WORK INSTRUCTIONS: Copy the records below exactly as they appear.
────────────────────
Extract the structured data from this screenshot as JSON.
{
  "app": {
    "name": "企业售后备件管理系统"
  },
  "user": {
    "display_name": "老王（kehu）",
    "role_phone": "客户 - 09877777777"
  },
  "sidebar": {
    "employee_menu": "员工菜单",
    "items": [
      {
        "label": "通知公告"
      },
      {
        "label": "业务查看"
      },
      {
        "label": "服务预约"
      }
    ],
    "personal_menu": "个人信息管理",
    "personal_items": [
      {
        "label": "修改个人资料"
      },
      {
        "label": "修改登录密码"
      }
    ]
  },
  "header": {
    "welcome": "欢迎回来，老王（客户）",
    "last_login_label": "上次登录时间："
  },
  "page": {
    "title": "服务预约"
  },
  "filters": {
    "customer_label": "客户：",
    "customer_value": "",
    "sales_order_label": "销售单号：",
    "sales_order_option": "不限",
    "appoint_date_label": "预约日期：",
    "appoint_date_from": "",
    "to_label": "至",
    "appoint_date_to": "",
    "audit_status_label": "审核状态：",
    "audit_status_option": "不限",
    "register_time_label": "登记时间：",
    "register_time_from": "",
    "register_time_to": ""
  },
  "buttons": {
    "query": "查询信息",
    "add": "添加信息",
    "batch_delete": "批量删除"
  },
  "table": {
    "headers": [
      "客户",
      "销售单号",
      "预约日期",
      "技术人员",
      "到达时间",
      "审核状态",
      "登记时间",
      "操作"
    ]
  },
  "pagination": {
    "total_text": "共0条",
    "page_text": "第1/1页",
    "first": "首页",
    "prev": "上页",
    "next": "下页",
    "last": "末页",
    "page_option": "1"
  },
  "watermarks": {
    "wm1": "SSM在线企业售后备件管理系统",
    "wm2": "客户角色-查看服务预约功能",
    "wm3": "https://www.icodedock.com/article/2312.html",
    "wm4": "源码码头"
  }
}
────────────────────
THE RESULT:
Extract the structured data from this screenshot as JSON.
{
  "app": {
    "name": "企业售后备件管理系统"
  },
  "user": {
    "display_name": "老王（kehu）",
    "role_phone": "客户 - 09877777777"
  },
  "sidebar": {
    "employee_menu": "员工菜单",
    "items": [
      {
        "label": "通知公告"
      },
      {
        "label": "业务查看"
      },
      {
        "label": "服务预约"
      }
    ],
    "personal_menu": "个人信息管理",
    "personal_items": [
      {
        "label": "修改个人资料"
      },
      {
        "label": "修改登录密码"
      }
    ]
  },
  "header": {
    "welcome": "欢迎回来，老王（客户）",
    "last_login_label": "上次登录时间："
  },
  "page": {
    "title": "服务预约"
  },
  "filters": {
    "customer_label": "客户：",
    "customer_value": "",
    "sales_order_label": "销售单号：",
    "sales_order_option": "不限",
    "appoint_date_label": "预约日期：",
    "appoint_date_from": "",
    "to_label": "至",
    "appoint_date_to": "",
    "audit_status_label": "审核状态：",
    "audit_status_option": "不限",
    "register_time_label": "登记时间：",
    "register_time_from": "",
    "register_time_to": ""
  },
  "buttons": {
    "query": "查询信息",
    "add": "添加信息",
    "batch_delete": "批量删除"
  },
  "table": {
    "headers": [
      "客户",
      "销售单号",
      "预约日期",
      "技术人员",
      "到达时间",
      "审核状态",
      "登记时间",
      "操作"
    ]
  },
  "pagination": {
    "total_text": "共0条",
    "page_text": "第1/1页",
    "first": "首页",
    "prev": "上页",
    "next": "下页",
    "last": "末页",
    "page_option": "1"
  },
  "watermarks": {
    "wm1": "SSM在线企业售后备件管理系统",
    "wm2": "客户角色-查看服务预约功能",
    "wm3": "https://www.icodedock.com/article/2312.html",
    "wm4": "源码码头"
  }
}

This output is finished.